### REQUEST
Note how many lines include the word "индивидуальных", and give that number by itself.

Data records:
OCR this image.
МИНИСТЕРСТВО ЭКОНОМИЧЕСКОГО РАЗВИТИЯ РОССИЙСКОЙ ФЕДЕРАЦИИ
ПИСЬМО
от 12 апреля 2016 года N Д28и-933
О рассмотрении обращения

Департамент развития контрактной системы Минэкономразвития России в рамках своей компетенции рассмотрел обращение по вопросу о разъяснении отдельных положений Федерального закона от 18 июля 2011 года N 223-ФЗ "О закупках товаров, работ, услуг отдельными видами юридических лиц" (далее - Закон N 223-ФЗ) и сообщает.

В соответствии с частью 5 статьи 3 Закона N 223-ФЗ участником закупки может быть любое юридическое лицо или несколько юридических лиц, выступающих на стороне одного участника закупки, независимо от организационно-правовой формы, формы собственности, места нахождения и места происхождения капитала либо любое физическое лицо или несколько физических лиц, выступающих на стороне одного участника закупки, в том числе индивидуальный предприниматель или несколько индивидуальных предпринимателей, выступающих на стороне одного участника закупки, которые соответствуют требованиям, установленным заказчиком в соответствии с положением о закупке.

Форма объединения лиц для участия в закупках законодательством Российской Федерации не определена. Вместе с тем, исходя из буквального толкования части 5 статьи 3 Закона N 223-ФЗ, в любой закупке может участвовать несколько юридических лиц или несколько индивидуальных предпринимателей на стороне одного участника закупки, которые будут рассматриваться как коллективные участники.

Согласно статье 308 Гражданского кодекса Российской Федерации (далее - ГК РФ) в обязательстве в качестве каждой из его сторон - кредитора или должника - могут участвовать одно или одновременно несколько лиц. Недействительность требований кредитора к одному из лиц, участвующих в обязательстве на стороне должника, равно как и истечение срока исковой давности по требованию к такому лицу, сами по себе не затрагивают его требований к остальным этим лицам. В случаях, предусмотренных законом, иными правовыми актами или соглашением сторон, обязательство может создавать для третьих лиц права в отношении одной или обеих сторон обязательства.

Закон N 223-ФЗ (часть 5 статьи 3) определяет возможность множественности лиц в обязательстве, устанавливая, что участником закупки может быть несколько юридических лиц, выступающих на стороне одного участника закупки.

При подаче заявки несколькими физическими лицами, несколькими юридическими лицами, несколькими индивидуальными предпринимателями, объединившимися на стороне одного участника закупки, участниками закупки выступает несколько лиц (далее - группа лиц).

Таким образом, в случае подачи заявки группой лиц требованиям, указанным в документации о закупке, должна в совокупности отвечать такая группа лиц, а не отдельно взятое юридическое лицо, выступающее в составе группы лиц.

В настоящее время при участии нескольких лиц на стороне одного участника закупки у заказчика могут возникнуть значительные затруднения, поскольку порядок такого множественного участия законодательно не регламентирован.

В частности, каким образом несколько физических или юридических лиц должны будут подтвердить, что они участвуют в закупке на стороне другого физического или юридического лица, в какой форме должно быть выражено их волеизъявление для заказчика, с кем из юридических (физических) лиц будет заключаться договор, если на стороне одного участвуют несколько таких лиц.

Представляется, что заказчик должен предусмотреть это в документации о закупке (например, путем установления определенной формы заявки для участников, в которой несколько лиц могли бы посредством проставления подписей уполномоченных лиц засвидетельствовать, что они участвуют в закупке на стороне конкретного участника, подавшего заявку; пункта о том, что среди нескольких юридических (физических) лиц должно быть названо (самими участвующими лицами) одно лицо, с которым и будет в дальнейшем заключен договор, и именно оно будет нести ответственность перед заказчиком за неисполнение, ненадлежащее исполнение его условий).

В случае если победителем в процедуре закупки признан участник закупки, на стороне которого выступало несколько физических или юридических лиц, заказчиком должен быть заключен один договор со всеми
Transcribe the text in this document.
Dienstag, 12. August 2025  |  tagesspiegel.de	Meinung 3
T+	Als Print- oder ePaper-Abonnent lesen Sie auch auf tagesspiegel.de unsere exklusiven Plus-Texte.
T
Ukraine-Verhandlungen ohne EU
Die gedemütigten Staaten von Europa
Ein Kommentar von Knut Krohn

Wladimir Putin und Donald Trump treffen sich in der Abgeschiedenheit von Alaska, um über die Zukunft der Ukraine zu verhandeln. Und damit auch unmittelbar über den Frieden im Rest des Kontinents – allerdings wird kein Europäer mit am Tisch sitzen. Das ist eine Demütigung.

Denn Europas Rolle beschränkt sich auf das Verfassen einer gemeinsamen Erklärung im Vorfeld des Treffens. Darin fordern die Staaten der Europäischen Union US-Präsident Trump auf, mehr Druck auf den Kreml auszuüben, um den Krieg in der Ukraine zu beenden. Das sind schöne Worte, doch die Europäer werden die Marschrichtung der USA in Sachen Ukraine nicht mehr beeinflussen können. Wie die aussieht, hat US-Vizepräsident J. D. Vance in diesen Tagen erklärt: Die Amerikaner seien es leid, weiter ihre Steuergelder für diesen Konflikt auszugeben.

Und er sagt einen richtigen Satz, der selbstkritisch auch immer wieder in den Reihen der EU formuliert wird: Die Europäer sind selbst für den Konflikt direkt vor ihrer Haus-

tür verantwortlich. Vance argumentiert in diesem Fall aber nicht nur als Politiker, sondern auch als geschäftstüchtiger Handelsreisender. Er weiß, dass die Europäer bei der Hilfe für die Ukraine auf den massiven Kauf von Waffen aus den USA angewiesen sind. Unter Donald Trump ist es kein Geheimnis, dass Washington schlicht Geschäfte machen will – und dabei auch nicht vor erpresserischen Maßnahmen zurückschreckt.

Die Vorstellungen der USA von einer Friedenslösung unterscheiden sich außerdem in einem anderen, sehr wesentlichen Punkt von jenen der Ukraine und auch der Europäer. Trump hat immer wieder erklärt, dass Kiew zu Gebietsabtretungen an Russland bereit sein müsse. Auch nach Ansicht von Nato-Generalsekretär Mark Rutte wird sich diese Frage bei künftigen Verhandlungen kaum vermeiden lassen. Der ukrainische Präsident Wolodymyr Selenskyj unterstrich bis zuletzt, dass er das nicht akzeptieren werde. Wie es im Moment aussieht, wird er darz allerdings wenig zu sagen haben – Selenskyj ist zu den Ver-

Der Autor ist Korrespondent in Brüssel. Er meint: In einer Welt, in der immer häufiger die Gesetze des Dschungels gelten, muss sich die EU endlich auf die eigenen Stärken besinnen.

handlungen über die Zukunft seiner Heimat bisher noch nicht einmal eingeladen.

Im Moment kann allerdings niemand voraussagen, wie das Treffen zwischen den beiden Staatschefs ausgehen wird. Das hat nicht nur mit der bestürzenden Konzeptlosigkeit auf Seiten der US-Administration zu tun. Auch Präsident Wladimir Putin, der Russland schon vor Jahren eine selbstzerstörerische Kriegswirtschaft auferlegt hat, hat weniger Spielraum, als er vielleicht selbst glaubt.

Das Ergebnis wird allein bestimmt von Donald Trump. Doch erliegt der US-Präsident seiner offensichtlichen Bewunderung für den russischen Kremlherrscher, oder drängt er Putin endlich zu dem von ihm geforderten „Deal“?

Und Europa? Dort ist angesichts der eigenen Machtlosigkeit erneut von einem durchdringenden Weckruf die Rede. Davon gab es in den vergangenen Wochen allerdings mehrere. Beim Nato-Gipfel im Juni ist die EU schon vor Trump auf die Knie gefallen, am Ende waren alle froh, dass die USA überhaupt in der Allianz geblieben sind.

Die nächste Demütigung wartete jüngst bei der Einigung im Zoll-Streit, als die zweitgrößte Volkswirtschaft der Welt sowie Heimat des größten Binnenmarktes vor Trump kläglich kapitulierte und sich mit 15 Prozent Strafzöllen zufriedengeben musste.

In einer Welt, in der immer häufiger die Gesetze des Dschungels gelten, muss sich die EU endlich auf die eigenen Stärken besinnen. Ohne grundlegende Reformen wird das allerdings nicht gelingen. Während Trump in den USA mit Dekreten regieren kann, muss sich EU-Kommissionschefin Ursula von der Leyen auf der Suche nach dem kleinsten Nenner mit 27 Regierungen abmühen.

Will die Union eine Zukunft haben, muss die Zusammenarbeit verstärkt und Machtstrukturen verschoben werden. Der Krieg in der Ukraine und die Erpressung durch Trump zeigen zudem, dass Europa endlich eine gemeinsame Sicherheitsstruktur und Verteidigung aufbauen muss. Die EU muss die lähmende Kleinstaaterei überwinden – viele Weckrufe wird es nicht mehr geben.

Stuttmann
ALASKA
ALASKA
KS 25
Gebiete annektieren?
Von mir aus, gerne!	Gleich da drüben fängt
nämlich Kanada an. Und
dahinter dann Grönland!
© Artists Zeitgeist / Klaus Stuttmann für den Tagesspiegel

### EXPECTED OUTPUT
2